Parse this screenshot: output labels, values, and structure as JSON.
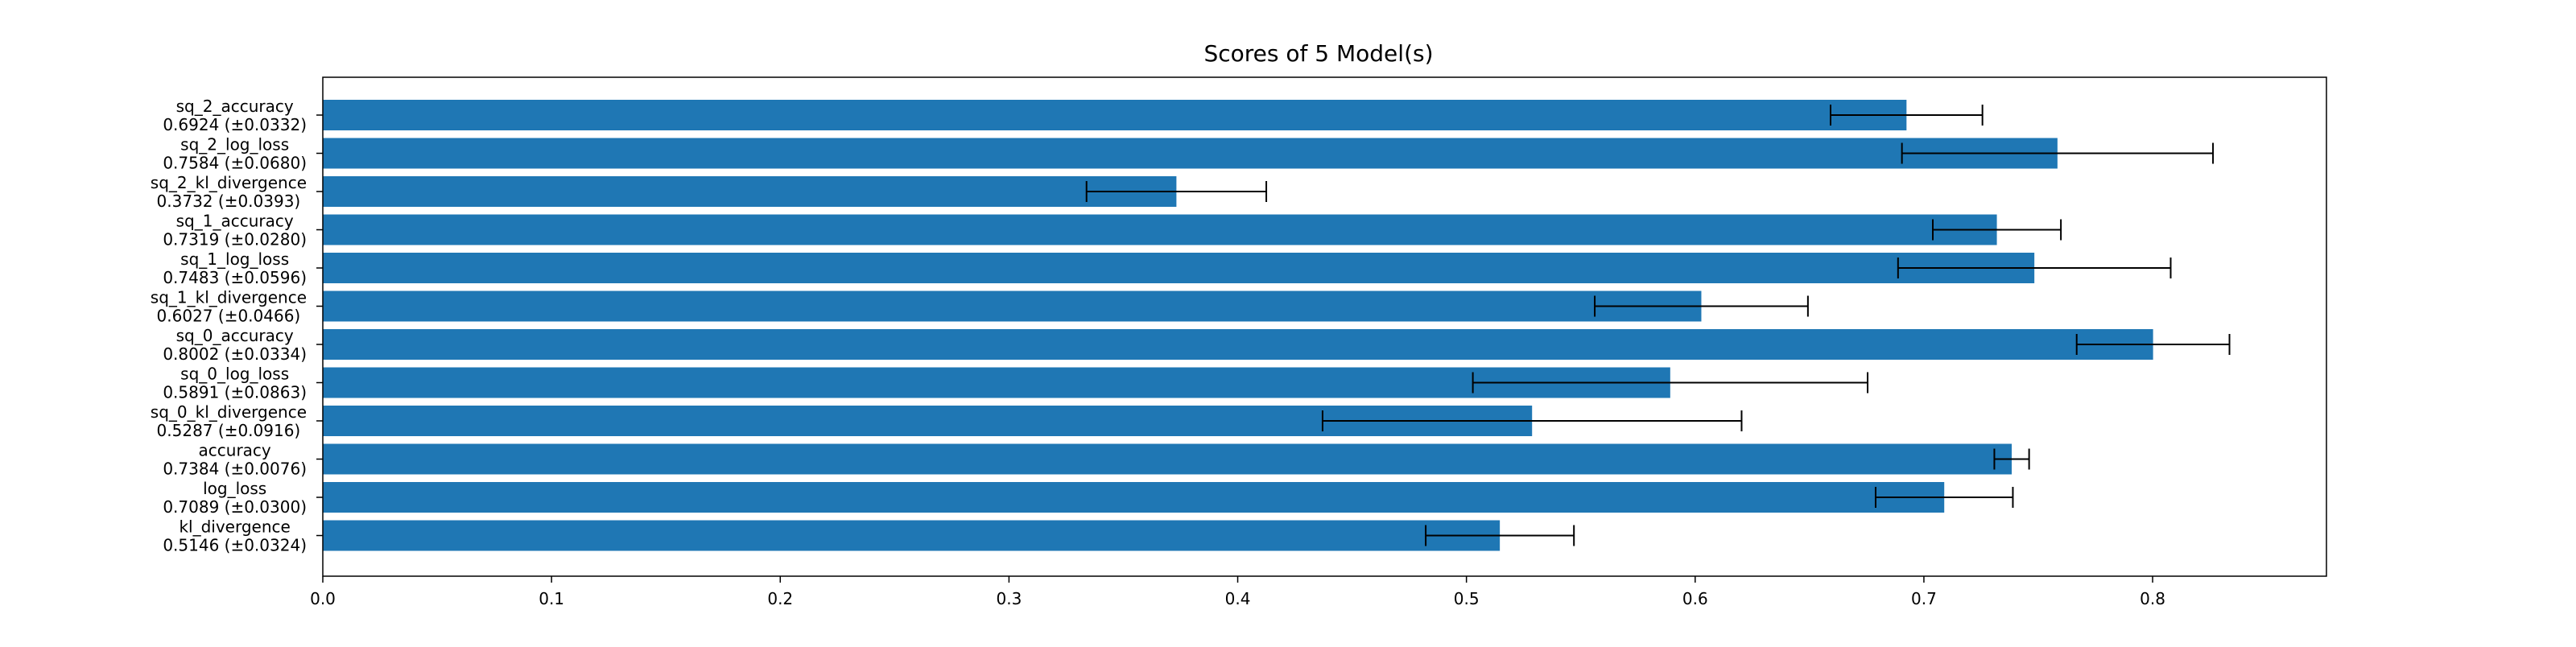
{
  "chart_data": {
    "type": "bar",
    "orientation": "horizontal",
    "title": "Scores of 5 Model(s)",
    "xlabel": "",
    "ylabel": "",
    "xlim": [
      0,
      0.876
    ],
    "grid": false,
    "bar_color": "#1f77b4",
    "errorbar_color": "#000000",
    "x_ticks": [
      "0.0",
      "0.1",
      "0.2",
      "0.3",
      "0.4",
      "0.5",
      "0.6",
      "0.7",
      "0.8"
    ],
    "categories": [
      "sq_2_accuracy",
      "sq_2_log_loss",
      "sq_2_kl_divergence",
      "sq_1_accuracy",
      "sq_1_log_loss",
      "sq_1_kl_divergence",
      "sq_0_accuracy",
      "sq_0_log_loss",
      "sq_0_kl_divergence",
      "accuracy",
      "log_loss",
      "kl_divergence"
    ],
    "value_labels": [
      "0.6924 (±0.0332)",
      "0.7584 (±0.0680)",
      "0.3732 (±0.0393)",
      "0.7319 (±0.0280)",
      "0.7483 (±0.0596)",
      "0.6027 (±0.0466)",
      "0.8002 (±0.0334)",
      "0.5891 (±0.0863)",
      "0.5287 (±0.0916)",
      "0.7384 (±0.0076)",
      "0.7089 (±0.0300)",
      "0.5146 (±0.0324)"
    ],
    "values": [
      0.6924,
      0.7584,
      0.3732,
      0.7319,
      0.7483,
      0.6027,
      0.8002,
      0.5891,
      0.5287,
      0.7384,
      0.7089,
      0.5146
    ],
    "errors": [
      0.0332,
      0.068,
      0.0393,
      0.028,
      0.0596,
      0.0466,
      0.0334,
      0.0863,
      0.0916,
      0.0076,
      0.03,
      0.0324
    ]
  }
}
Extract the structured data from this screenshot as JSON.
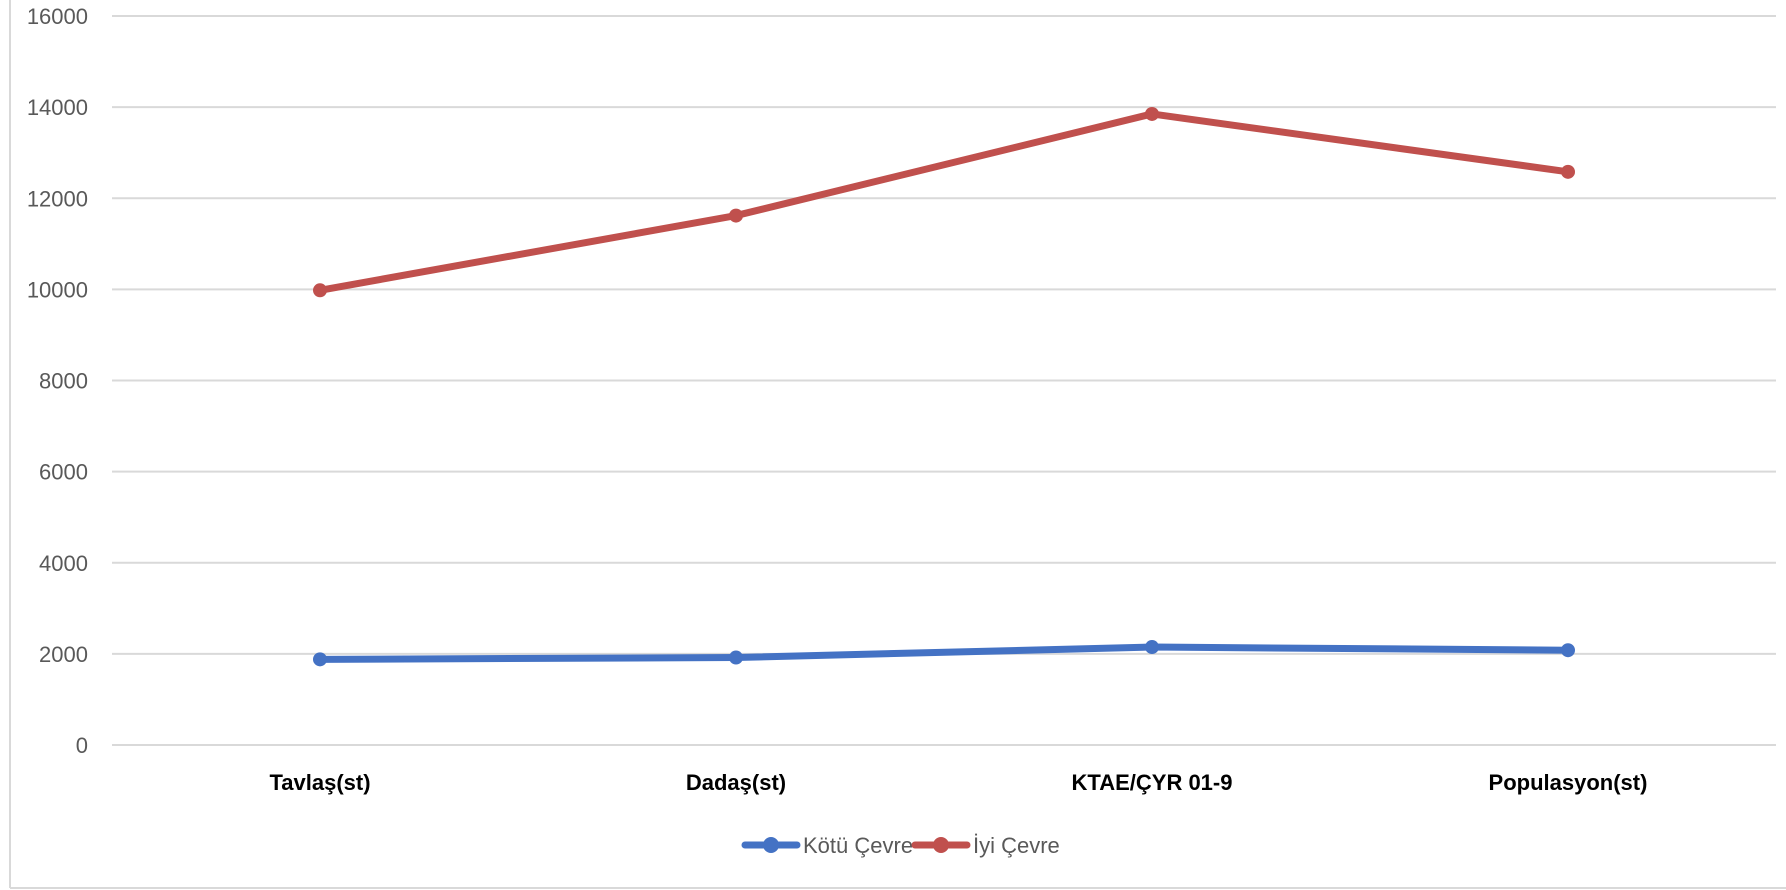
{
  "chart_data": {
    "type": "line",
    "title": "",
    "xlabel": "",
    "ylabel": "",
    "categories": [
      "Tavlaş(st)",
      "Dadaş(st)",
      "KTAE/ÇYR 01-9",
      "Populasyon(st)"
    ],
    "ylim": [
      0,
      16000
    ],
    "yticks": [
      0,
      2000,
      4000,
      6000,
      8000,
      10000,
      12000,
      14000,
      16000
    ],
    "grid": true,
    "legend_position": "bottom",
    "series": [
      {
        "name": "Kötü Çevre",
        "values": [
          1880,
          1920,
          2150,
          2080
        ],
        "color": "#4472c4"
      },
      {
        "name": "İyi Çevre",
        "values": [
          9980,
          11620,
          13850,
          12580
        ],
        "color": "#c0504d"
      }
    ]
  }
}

○ ○ ○

**Problem to solve**
Look through the entries above; copy every line holding the string "screenshot".

**Task result**
Parse this screenshot: output labels, values, and structure as JSON.
Extract the structured data from this screenshot as JSON.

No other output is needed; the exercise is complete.